### Problem
Return each line of the records holding the string "various".

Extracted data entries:
"""
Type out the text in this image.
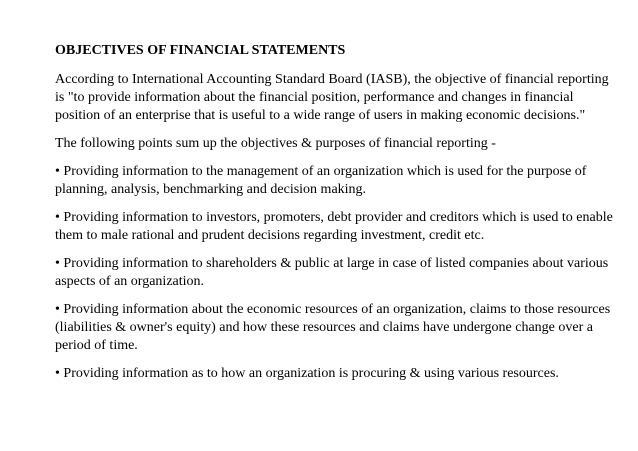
OBJECTIVES OF FINANCIAL STATEMENTS

According to International Accounting Standard Board (IASB), the objective of financial reporting is "to provide information about the financial position, performance and changes in financial position of an enterprise that is useful to a wide range of users in making economic decisions."

The following points sum up the objectives & purposes of financial reporting -

• Providing information to the management of an organization which is used for the purpose of planning, analysis, benchmarking and decision making.

• Providing information to investors, promoters, debt provider and creditors which is used to enable them to male rational and prudent decisions regarding investment, credit etc.

• Providing information to shareholders & public at large in case of listed companies about various aspects of an organization.

• Providing information about the economic resources of an organization, claims to those resources (liabilities & owner's equity) and how these resources and claims have undergone change over a period of time.

• Providing information as to how an organization is procuring & using various resources.
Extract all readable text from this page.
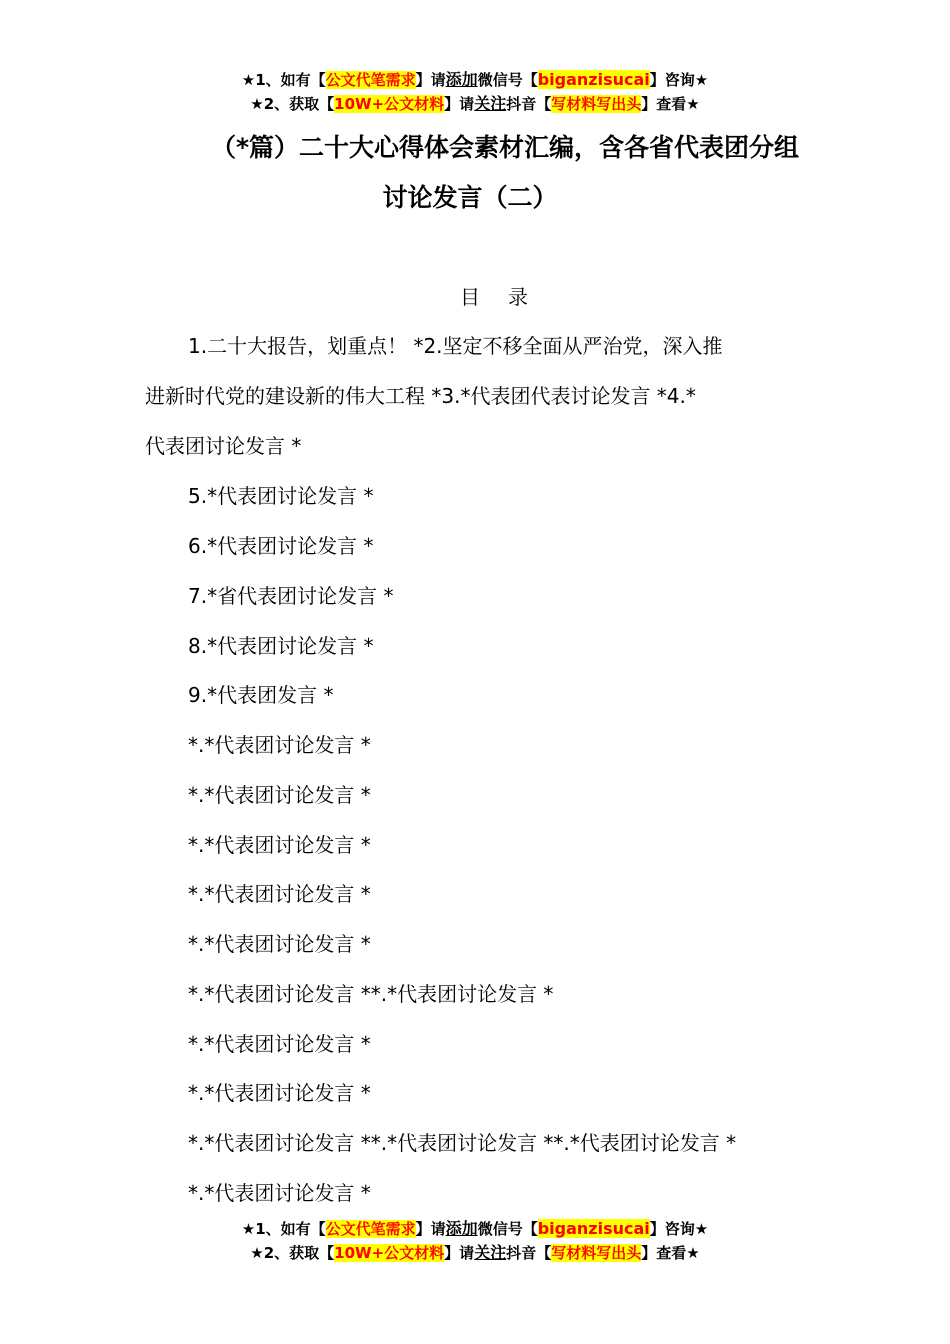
★1、如有【公文代笔需求】请添加微信号【biganzisucai】咨询★
★2、获取【10W+公文材料】请关注抖音【写材料写出头】查看★
（*篇）二十大心得体会素材汇编，含各省代表团分组
讨论发言（二）
目录
1.二十大报告，划重点！ *2.坚定不移全面从严治党，深入推
进新时代党的建设新的伟大工程 *3.*代表团代表讨论发言 *4.*
代表团讨论发言 *
5.*代表团讨论发言 *
6.*代表团讨论发言 *
7.*省代表团讨论发言 *
8.*代表团讨论发言 *
9.*代表团发言 *
*.*代表团讨论发言 *
*.*代表团讨论发言 *
*.*代表团讨论发言 *
*.*代表团讨论发言 *
*.*代表团讨论发言 *
*.*代表团讨论发言 **.*代表团讨论发言 *
*.*代表团讨论发言 *
*.*代表团讨论发言 *
*.*代表团讨论发言 **.*代表团讨论发言 **.*代表团讨论发言 *
*.*代表团讨论发言 *
★1、如有【公文代笔需求】请添加微信号【biganzisucai】咨询★
★2、获取【10W+公文材料】请关注抖音【写材料写出头】查看★
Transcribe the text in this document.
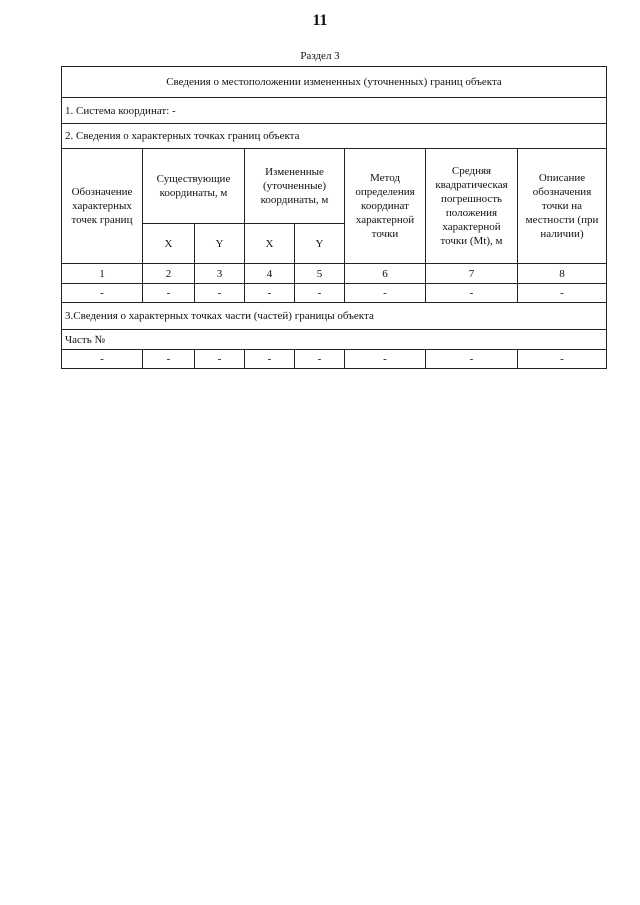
11
Раздел 3
Сведения о местоположении измененных (уточненных) границ объекта							
1. Система координат: -							
2. Сведения о характерных точках границ объекта							
Обозначение характерных точек границ	Существующие координаты, м		Измененные (уточненные) координаты, м		Метод определения координат характерной точки	Средняя квадратическая погрешность положения характерной точки (Mt), м	Описание обозначения точки на местности (при наличии)
	X	Y	X	Y			
1	2	3	4	5	6	7	8
-	-	-	-	-	-	-	-
3.Сведения о характерных точках части (частей) границы объекта							
Часть №							
-	-	-	-	-	-	-	-
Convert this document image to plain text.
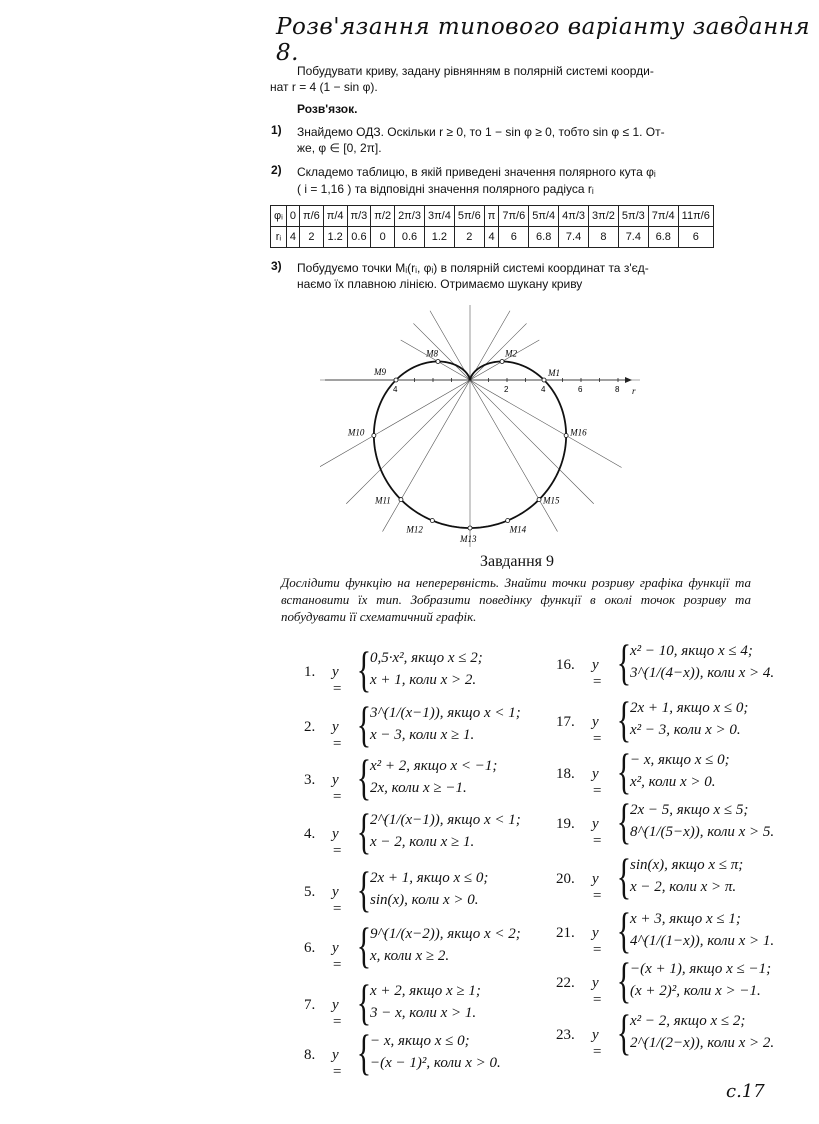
Розв'язання типового варіанту завдання 8.
Побудувати криву, задану рівнянням в полярній системі коорди-
нат r = 4 (1 − sin φ).
Розв'язок.
1) Знайдемо ОДЗ. Оскільки r ≥ 0, то 1 − sin φ ≥ 0, тобто sin φ ≤ 1. От-
же, φ ∈ [0, 2π].
2) Складемо таблицю, в якій приведені значення полярного кута φᵢ
( i = 1,16 ) та відповідні значення полярного радіуса rᵢ
φᵢ	0	π/6	π/4	π/3	π/2	2π/3	3π/4	5π/6	π	7π/6	5π/4	4π/3	3π/2	5π/3	7π/4	11π/6
rᵢ	4	2	1.2	0.6	0	0.6	1.2	2	4	6	6.8	7.4	8	7.4	6.8	6
3) Побудуємо точки Mᵢ(rᵢ, φᵢ) в полярній системі координат та з'єд-
наємо їх плавною лінією. Отримаємо шукану криву
4	2	4	6	8 r
M1
M2
M8
M9
M10
M11
M12
M13
M14
M15
M16
Завдання 9
Дослідити функцію на неперервність. Знайти точки розриву графіка функції та встановити їх тип. Зобразити поведінку функції в околі точок розриву та побудувати її схематичний графік.
1. y = {
0,5·x², якщо x ≤ 2;
x + 1, коли x > 2.
2. y = {
3^(1/(x−1)), якщо x < 1;
x − 3, коли x ≥ 1.
3. y = {
x² + 2, якщо x < −1;
2x, коли x ≥ −1.
4. y = {
2^(1/(x−1)), якщо x < 1;
x − 2, коли x ≥ 1.
5. y = {
2x + 1, якщо x ≤ 0;
sin(x), коли x > 0.
6. y = {
9^(1/(x−2)), якщо x < 2;
x, коли x ≥ 2.
7. y = {
x + 2, якщо x ≥ 1;
3 − x, коли x > 1.
8. y = {
− x, якщо x ≤ 0;
−(x − 1)², коли x > 0.
16. y = {
x² − 10, якщо x ≤ 4;
3^(1/(4−x)), коли x > 4.
17. y = {
2x + 1, якщо x ≤ 0;
x² − 3, коли x > 0.
18. y = {
− x, якщо x ≤ 0;
x², коли x > 0.
19. y = {
2x − 5, якщо x ≤ 5;
8^(1/(5−x)), коли x > 5.
20. y = {
sin(x), якщо x ≤ π;
x − 2, коли x > π.
21. y = {
x + 3, якщо x ≤ 1;
4^(1/(1−x)), коли x > 1.
22. y = {
−(x + 1), якщо x ≤ −1;
(x + 2)², коли x > −1.
23. y = {
x² − 2, якщо x ≤ 2;
2^(1/(2−x)), коли x > 2.
с.17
"""
### Exercise result
• Providing information to shareholders & public at large in case of listed companies about various aspects of an organization.
• Providing information as to how an organization is procuring & using various resources.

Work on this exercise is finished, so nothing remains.